Omit the pictures, then write out every entry exactly as it reads.

(Stored data)

>>>

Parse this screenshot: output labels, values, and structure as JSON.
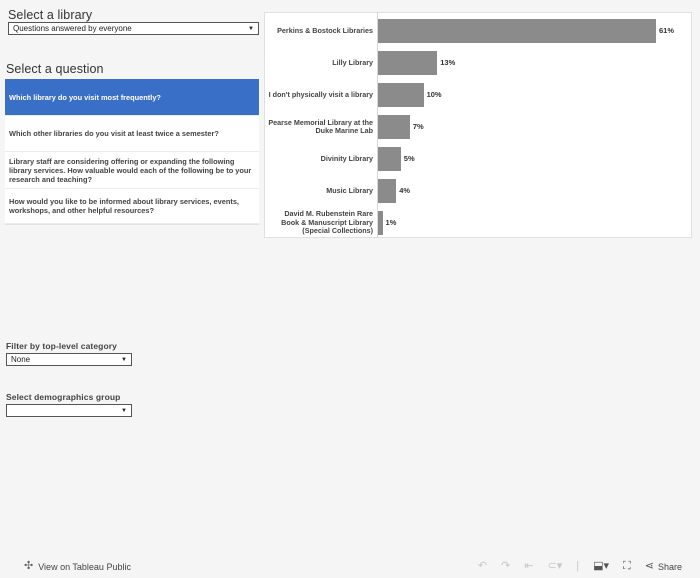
{
  "library_filter": {
    "heading": "Select a library",
    "selected": "Questions answered by everyone"
  },
  "question_filter": {
    "heading": "Select a question",
    "questions": [
      {
        "text": "Which library do you visit most frequently?",
        "selected": true
      },
      {
        "text": "Which other libraries do you visit at least twice a semester?",
        "selected": false
      },
      {
        "text": "Library staff are considering offering or expanding the following library services. How valuable would each of the following be to your research and teaching?",
        "selected": false
      },
      {
        "text": "How would you like to be informed about library services, events, workshops, and other helpful resources?",
        "selected": false
      }
    ]
  },
  "category_filter": {
    "heading": "Filter by top-level category",
    "selected": "None"
  },
  "demographics_filter": {
    "heading": "Select demographics group",
    "selected": ""
  },
  "chart_data": {
    "type": "bar",
    "orientation": "horizontal",
    "categories": [
      "Perkins & Bostock Libraries",
      "Lilly Library",
      "I don't physically visit a library",
      "Pearse Memorial Library at the Duke Marine Lab",
      "Divinity Library",
      "Music Library",
      "David M. Rubenstein Rare Book & Manuscript Library (Special Collections)"
    ],
    "values": [
      61,
      13,
      10,
      7,
      5,
      4,
      1
    ],
    "value_labels": [
      "61%",
      "13%",
      "10%",
      "7%",
      "5%",
      "4%",
      "1%"
    ],
    "bar_color": "#8b8b8b"
  },
  "footer": {
    "view_label": "View on Tableau Public",
    "share_label": "Share"
  }
}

<<<

▸ Exercise output
Parse this screenshot: output labels, values, and structure as JSON.
{
  "library_filter": {
    "heading": "Select a library",
    "selected": "Questions answered by everyone"
  },
  "question_filter": {
    "heading": "Select a question",
    "questions": [
      {
        "text": "Which library do you visit most frequently?",
        "selected": true
      },
      {
        "text": "Which other libraries do you visit at least twice a semester?",
        "selected": false
      },
      {
        "text": "Library staff are considering offering or expanding the following library services. How valuable would each of the following be to your research and teaching?",
        "selected": false
      },
      {
        "text": "How would you like to be informed about library services, events, workshops, and other helpful resources?",
        "selected": false
      }
    ]
  },
  "category_filter": {
    "heading": "Filter by top-level category",
    "selected": "None"
  },
  "demographics_filter": {
    "heading": "Select demographics group",
    "selected": ""
  },
  "chart_data": {
    "type": "bar",
    "orientation": "horizontal",
    "categories": [
      "Perkins & Bostock Libraries",
      "Lilly Library",
      "I don't physically visit a library",
      "Pearse Memorial Library at the Duke Marine Lab",
      "Divinity Library",
      "Music Library",
      "David M. Rubenstein Rare Book & Manuscript Library (Special Collections)"
    ],
    "values": [
      61,
      13,
      10,
      7,
      5,
      4,
      1
    ],
    "value_labels": [
      "61%",
      "13%",
      "10%",
      "7%",
      "5%",
      "4%",
      "1%"
    ],
    "bar_color": "#8b8b8b"
  },
  "footer": {
    "view_label": "View on Tableau Public",
    "share_label": "Share"
  }
}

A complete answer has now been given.